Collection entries
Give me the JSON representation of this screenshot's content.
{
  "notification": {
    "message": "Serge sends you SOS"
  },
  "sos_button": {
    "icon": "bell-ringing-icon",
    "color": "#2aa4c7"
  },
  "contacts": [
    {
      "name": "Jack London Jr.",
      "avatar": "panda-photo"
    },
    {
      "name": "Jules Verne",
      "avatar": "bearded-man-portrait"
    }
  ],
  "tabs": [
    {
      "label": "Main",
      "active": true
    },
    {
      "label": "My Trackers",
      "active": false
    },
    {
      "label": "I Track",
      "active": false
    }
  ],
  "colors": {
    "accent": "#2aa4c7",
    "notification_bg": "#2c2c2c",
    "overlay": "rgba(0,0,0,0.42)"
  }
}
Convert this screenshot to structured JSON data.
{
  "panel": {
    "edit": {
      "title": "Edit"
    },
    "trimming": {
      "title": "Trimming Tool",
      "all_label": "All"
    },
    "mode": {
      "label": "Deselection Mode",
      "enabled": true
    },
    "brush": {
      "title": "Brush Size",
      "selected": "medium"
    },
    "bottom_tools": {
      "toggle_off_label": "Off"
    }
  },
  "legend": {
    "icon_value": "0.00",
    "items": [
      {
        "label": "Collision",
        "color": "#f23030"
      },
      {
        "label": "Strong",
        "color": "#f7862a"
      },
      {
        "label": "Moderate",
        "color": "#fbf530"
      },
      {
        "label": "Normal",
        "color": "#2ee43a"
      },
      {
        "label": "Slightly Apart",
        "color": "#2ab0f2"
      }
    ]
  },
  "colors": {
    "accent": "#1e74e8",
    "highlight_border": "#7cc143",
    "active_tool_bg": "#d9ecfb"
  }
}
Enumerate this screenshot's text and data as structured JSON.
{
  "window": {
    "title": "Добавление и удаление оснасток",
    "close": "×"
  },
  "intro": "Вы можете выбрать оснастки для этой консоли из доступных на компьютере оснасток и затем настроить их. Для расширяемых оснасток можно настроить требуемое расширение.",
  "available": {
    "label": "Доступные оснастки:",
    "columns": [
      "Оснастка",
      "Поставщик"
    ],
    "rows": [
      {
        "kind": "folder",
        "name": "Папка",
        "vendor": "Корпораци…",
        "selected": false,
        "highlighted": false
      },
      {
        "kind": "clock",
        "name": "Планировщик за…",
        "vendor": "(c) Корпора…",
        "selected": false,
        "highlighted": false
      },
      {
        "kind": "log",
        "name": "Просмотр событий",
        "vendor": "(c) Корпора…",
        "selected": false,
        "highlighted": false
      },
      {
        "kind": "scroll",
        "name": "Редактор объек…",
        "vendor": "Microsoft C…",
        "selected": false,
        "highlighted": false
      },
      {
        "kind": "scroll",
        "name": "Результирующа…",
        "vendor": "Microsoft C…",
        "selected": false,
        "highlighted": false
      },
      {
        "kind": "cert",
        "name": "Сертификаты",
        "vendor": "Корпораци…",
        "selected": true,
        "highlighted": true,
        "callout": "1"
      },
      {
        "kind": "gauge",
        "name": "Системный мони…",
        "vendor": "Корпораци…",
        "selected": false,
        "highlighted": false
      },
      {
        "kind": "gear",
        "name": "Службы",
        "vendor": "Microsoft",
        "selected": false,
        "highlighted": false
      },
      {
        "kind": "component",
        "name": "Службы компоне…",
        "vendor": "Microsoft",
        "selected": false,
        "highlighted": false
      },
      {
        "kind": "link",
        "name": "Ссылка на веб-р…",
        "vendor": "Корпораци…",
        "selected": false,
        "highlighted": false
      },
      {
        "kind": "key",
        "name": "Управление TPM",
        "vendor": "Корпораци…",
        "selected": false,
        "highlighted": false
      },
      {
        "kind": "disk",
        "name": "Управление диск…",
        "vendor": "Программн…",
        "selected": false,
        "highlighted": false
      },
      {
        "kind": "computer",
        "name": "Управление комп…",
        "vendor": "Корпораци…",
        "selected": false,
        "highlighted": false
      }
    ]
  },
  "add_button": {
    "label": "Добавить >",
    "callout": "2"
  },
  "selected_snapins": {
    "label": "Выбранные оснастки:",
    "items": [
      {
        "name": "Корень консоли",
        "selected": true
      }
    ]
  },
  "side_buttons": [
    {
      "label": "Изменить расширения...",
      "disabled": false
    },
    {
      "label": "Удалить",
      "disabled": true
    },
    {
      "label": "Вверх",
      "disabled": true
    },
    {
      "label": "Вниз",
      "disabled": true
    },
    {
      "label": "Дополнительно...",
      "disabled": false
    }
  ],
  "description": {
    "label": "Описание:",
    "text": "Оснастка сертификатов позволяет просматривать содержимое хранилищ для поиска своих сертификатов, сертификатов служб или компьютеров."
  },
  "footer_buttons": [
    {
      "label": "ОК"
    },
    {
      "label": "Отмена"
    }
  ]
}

**Exercise requirements**:
Scan the material above. Copy each line where "title" occurs.

**Full response**:
      "title": "Edit"
      "title": "Trimming Tool",
      "title": "Brush Size",
    "title": "Добавление и удаление оснасток",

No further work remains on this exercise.